[Task objective]
All of the material below is to be returned exactly.

[The records]

────────────────────

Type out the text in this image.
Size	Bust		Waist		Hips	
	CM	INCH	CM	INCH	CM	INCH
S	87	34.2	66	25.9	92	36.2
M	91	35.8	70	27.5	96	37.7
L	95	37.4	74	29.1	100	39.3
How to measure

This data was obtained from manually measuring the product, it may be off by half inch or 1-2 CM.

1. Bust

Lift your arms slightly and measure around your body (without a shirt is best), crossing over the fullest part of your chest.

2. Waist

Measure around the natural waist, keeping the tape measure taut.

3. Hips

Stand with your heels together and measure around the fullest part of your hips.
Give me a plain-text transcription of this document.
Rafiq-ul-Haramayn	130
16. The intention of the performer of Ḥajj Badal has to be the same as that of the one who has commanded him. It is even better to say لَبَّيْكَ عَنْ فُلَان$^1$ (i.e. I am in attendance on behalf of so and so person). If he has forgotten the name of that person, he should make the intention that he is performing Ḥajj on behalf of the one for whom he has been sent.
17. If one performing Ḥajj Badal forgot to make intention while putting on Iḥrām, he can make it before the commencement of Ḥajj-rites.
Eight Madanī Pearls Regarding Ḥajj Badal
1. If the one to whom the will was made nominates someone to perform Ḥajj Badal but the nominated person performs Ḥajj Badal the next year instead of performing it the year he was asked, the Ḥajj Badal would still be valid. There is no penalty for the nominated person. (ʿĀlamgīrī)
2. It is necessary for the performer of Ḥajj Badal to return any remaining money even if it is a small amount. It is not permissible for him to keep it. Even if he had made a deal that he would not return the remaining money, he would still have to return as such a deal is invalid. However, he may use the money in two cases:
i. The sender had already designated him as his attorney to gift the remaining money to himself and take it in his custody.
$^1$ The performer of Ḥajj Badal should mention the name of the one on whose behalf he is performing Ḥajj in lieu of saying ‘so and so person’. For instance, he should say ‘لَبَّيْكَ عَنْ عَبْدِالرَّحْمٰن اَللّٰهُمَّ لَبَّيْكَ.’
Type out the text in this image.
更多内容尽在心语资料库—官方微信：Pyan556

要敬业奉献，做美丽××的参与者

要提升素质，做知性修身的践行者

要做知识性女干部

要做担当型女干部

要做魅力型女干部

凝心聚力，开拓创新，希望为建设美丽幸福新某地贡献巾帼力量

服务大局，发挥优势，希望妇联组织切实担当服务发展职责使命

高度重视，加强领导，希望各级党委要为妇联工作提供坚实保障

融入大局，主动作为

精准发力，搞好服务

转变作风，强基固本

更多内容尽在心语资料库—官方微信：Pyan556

────────────────────

[Finished exercise]
Type out the text in this image.
Size	Bust		Waist		Hips	
	CM	INCH	CM	INCH	CM	INCH
S	87	34.2	66	25.9	92	36.2
M	91	35.8	70	27.5	96	37.7
L	95	37.4	74	29.1	100	39.3
How to measure

This data was obtained from manually measuring the product, it may be off by half inch or 1-2 CM.

1. Bust

Lift your arms slightly and measure around your body (without a shirt is best), crossing over the fullest part of your chest.

2. Waist

Measure around the natural waist, keeping the tape measure taut.

3. Hips

Stand with your heels together and measure around the fullest part of your hips.
Give me a plain-text transcription of this document.
Rafiq-ul-Haramayn	130
16. The intention of the performer of Ḥajj Badal has to be the same as that of the one who has commanded him. It is even better to say لَبَّيْكَ عَنْ فُلَان$^1$ (i.e. I am in attendance on behalf of so and so person). If he has forgotten the name of that person, he should make the intention that he is performing Ḥajj on behalf of the one for whom he has been sent.
17. If one performing Ḥajj Badal forgot to make intention while putting on Iḥrām, he can make it before the commencement of Ḥajj-rites.
Eight Madanī Pearls Regarding Ḥajj Badal
1. If the one to whom the will was made nominates someone to perform Ḥajj Badal but the nominated person performs Ḥajj Badal the next year instead of performing it the year he was asked, the Ḥajj Badal would still be valid. There is no penalty for the nominated person. (ʿĀlamgīrī)
2. It is necessary for the performer of Ḥajj Badal to return any remaining money even if it is a small amount. It is not permissible for him to keep it. Even if he had made a deal that he would not return the remaining money, he would still have to return as such a deal is invalid. However, he may use the money in two cases:
i. The sender had already designated him as his attorney to gift the remaining money to himself and take it in his custody.
$^1$ The performer of Ḥajj Badal should mention the name of the one on whose behalf he is performing Ḥajj in lieu of saying ‘so and so person’. For instance, he should say ‘لَبَّيْكَ عَنْ عَبْدِالرَّحْمٰن اَللّٰهُمَّ لَبَّيْكَ.’
Type out the text in this image.
更多内容尽在心语资料库—官方微信：Pyan556

要敬业奉献，做美丽××的参与者

要提升素质，做知性修身的践行者

要做知识性女干部

要做担当型女干部

要做魅力型女干部

凝心聚力，开拓创新，希望为建设美丽幸福新某地贡献巾帼力量

服务大局，发挥优势，希望妇联组织切实担当服务发展职责使命

高度重视，加强领导，希望各级党委要为妇联工作提供坚实保障

融入大局，主动作为

精准发力，搞好服务

转变作风，强基固本

更多内容尽在心语资料库—官方微信：Pyan556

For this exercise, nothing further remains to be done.